INSTRUCTIONS FOR THE TASK: Copy out all lines where "panel" appears.

Figure record listings

▬▬▬▬▬▬

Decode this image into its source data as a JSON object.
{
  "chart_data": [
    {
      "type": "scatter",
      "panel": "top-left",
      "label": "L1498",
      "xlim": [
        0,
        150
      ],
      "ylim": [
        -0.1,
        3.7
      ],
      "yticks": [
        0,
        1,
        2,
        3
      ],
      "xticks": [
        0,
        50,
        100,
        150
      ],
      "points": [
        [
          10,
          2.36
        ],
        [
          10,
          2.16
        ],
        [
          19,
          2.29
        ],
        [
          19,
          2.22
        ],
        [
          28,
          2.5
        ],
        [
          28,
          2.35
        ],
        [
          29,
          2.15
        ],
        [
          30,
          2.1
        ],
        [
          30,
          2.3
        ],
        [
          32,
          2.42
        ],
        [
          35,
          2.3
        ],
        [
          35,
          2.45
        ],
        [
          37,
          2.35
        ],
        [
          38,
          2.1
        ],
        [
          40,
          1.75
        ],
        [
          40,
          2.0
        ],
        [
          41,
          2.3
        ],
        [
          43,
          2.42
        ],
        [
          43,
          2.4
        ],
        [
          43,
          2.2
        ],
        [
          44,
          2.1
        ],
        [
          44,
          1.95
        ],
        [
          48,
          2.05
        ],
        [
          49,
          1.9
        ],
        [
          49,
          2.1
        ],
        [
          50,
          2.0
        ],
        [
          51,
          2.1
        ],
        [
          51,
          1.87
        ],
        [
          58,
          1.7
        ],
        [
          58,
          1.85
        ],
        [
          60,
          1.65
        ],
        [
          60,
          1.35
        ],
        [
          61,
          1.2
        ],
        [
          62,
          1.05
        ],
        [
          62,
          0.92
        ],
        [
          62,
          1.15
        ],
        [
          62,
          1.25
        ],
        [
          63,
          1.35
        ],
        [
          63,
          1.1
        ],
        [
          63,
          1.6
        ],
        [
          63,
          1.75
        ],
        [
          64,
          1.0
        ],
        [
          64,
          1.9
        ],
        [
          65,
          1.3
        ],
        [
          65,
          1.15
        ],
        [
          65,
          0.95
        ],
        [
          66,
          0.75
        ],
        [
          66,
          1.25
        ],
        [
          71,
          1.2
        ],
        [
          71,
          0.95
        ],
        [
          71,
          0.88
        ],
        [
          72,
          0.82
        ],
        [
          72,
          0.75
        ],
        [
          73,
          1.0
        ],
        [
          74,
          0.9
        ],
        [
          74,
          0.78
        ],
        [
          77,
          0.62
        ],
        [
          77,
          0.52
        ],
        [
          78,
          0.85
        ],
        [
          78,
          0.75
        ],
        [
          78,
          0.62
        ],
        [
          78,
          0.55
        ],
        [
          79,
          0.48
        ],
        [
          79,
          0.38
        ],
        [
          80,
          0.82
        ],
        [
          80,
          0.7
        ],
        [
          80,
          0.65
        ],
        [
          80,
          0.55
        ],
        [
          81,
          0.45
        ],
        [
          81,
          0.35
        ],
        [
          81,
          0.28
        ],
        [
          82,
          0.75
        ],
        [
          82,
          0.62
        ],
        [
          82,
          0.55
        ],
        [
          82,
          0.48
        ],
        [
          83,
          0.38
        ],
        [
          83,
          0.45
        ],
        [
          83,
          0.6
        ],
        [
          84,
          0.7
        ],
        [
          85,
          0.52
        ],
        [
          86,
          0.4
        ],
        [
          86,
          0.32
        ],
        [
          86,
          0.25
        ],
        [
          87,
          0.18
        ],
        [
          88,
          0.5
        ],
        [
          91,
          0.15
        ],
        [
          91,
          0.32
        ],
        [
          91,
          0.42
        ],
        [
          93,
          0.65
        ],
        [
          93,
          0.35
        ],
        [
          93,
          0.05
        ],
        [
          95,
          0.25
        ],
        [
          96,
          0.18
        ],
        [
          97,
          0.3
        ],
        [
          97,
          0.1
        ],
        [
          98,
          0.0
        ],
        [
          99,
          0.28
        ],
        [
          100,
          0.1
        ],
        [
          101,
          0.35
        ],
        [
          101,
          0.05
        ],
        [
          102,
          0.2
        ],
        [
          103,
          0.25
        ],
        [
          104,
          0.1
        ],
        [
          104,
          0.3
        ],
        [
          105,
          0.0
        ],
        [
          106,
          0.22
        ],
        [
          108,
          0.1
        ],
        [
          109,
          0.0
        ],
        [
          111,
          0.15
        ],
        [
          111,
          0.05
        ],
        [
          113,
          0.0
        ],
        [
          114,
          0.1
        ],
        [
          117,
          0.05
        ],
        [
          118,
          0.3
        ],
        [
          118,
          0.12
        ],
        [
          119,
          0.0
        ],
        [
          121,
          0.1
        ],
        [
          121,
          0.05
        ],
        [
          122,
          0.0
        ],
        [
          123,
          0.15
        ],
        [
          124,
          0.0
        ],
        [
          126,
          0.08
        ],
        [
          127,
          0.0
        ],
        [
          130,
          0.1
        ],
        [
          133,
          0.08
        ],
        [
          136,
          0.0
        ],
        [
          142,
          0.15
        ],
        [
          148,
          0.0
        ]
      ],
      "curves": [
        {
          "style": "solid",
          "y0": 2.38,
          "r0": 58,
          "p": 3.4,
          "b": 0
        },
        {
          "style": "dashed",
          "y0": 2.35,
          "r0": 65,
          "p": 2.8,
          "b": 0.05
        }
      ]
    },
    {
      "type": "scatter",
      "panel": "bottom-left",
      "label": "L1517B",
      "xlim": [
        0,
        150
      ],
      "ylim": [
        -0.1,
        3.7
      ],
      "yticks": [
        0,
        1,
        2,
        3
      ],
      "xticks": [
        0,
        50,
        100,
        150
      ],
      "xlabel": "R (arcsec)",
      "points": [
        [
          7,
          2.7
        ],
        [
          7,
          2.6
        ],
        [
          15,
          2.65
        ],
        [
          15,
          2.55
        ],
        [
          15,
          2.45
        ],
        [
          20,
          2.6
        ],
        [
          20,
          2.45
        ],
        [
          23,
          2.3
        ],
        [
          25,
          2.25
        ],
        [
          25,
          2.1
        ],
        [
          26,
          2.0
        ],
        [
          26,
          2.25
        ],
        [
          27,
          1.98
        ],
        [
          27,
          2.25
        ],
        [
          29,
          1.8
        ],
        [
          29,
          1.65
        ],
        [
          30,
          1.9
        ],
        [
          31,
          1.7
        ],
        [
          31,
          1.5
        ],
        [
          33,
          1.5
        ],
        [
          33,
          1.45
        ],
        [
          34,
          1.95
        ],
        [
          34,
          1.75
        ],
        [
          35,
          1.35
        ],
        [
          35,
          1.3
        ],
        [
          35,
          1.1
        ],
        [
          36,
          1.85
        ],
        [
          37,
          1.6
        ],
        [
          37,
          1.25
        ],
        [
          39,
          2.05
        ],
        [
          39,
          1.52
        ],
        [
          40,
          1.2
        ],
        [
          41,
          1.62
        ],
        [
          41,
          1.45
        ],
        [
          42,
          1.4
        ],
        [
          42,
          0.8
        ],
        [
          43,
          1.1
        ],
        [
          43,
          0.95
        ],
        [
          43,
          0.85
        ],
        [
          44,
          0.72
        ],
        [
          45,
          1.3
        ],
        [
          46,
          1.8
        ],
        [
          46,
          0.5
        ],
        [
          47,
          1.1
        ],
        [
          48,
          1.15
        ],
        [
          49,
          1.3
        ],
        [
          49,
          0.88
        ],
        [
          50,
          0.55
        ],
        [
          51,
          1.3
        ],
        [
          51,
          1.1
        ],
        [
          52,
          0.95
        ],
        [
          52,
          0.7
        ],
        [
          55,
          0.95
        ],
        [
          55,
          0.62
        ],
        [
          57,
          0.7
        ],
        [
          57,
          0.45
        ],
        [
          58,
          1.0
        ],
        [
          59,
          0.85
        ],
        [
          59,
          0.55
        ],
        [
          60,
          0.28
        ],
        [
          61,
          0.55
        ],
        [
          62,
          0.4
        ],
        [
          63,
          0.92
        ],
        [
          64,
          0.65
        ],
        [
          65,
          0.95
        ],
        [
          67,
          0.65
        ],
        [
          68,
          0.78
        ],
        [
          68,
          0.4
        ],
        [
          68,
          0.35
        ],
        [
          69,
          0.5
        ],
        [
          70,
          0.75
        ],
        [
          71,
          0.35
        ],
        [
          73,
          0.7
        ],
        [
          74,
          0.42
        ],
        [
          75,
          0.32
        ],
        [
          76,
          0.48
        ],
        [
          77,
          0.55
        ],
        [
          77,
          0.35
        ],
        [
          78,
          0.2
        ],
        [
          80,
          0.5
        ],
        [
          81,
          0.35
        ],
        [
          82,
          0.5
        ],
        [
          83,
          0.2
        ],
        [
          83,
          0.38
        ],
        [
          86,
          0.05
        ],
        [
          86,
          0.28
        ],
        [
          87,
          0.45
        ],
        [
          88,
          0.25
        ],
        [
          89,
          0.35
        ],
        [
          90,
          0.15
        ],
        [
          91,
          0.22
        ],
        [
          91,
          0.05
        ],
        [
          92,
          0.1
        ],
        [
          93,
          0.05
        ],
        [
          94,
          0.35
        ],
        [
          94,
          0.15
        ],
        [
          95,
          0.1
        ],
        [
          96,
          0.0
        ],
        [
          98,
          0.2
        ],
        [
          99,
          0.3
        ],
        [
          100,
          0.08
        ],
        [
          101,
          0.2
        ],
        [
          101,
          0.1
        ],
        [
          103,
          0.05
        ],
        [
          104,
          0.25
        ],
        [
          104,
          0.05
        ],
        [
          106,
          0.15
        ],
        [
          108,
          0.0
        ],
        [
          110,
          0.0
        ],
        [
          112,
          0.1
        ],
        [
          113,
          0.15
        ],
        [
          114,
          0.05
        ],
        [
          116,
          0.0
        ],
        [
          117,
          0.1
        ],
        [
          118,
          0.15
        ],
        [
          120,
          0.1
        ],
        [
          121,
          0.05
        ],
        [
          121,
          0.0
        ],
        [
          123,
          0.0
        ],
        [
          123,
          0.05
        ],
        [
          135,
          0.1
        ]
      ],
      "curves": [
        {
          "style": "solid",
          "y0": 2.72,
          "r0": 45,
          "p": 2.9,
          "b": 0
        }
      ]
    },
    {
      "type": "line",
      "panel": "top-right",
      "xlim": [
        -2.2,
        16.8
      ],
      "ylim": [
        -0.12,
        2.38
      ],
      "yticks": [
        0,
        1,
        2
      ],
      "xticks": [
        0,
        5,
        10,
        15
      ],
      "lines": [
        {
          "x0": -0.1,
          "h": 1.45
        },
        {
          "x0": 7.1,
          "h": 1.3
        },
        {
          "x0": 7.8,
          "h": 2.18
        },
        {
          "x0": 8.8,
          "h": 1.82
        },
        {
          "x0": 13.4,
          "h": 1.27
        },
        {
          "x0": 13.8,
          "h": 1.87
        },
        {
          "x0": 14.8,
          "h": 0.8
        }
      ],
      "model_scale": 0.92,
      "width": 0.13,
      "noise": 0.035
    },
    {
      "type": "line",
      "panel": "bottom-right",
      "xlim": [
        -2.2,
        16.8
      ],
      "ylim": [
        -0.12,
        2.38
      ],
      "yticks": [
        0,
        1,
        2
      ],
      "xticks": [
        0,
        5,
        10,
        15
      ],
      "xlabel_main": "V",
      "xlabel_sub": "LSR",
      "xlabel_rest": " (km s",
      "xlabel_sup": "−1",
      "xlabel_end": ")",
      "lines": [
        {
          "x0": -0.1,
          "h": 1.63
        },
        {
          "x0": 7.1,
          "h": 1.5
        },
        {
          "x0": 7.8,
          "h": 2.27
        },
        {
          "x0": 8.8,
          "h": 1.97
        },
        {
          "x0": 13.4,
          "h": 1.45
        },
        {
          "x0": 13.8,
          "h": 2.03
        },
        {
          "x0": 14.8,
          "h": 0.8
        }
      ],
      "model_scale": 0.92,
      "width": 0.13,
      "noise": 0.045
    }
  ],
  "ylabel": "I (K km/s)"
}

▬▬▬▬▬▬

WRITTEN ANSWER:
      "panel": "top-left",
      "panel": "bottom-left",
      "panel": "top-right",
      "panel": "bottom-right",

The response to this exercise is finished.